◆ What is needed: From the data that follows, copy every line holding the string "Export".

◆ Extracted information:
----

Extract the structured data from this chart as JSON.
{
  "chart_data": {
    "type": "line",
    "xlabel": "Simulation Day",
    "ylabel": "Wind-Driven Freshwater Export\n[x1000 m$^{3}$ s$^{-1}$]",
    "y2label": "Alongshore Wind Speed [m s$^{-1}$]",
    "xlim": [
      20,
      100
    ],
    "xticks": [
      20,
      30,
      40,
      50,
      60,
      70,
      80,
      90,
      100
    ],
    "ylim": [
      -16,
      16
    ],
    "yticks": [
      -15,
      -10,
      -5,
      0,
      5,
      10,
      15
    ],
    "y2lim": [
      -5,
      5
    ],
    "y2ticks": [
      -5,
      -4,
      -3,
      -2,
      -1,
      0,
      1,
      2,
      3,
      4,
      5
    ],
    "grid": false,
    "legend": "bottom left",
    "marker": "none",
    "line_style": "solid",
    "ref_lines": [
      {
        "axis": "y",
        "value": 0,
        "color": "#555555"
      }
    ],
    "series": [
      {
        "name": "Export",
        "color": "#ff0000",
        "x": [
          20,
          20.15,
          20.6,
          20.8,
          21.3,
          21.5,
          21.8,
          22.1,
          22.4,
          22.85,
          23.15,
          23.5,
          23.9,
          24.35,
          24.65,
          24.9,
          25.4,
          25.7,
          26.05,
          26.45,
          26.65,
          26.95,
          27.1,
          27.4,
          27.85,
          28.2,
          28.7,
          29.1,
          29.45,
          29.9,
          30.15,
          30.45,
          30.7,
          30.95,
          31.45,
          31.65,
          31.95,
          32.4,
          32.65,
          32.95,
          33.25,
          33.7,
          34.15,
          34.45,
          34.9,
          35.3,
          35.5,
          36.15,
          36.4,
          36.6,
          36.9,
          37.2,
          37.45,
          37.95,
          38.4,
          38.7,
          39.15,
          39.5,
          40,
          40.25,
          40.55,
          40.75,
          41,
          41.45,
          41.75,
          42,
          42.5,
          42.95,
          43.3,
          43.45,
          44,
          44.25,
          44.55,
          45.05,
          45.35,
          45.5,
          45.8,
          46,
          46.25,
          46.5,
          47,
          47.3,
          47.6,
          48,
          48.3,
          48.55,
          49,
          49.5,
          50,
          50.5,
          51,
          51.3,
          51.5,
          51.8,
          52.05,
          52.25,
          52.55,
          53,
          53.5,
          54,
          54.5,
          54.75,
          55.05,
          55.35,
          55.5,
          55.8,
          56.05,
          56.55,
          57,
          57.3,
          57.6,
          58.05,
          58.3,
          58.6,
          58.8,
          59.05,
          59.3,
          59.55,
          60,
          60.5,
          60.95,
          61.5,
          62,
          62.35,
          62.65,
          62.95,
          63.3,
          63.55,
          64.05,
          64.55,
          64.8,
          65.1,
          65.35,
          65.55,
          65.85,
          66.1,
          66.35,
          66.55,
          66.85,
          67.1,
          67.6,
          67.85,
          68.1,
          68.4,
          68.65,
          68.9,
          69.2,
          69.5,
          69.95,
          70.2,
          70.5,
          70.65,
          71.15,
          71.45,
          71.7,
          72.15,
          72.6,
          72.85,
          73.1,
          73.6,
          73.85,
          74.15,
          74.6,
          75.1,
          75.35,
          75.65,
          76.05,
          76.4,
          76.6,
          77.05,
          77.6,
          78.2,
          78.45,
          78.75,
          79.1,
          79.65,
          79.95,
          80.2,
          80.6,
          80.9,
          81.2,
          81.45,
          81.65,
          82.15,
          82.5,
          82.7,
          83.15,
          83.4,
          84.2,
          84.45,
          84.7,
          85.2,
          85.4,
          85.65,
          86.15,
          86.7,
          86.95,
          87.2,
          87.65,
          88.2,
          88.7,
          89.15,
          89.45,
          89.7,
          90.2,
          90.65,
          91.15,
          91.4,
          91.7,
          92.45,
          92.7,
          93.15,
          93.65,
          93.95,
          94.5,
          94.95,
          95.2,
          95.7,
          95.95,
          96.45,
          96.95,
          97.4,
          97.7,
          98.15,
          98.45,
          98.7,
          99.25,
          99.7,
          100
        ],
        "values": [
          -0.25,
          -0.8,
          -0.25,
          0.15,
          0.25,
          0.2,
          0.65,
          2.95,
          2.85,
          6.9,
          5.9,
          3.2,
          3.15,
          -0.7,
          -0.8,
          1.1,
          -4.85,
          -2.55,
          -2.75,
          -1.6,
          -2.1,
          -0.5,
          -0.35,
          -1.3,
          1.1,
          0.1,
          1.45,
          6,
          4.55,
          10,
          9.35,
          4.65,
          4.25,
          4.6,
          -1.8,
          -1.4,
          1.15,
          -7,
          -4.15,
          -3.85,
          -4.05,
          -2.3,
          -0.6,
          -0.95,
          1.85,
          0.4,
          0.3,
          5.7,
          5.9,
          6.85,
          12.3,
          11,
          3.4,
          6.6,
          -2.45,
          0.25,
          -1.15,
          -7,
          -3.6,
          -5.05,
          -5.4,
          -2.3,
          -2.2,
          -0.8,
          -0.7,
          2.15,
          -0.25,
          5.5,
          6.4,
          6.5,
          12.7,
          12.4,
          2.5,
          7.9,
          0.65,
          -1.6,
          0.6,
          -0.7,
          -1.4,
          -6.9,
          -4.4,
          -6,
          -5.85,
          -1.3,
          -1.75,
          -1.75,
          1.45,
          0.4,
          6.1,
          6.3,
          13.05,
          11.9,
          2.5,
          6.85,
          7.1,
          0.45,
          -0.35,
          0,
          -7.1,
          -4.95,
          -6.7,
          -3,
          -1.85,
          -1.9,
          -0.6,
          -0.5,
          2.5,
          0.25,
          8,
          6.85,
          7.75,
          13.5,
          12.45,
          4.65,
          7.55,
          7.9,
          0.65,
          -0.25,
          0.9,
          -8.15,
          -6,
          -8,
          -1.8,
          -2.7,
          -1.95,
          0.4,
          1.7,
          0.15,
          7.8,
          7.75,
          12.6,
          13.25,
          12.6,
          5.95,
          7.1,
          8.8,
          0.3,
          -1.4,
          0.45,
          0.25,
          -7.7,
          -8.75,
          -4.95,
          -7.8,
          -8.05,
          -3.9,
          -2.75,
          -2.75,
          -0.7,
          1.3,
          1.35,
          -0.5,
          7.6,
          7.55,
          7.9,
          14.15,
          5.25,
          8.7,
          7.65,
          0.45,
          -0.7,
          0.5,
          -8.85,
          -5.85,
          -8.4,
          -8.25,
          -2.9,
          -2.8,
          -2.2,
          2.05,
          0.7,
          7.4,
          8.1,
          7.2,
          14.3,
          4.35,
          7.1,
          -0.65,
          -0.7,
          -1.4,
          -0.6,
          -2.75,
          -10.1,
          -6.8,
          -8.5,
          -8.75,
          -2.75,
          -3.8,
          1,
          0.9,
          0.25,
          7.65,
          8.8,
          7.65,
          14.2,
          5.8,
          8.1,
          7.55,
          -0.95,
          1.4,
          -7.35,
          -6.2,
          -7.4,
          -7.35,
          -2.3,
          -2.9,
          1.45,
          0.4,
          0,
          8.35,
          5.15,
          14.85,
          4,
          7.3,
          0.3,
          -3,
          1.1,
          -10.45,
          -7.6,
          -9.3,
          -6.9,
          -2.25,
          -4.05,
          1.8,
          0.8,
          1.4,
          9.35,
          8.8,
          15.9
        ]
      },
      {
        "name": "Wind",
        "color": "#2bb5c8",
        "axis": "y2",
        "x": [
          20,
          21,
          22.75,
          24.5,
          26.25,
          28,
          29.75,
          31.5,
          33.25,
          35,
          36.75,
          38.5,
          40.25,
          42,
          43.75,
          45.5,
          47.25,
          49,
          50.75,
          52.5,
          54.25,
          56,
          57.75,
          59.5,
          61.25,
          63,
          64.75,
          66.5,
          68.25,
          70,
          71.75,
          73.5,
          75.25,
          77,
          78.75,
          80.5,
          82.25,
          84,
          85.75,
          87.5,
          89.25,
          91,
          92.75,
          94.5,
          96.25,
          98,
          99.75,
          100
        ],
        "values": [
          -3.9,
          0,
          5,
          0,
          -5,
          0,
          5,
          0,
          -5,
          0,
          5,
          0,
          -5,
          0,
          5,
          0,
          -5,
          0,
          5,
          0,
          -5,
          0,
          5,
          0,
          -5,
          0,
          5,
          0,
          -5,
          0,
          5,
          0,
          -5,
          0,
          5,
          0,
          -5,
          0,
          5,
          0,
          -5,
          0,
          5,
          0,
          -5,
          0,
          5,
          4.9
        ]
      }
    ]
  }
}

----

◆ Task output:
    "ylabel": "Wind-Driven Freshwater Export\n[x1000 m$^{3}$ s$^{-1}$]",
        "name": "Export",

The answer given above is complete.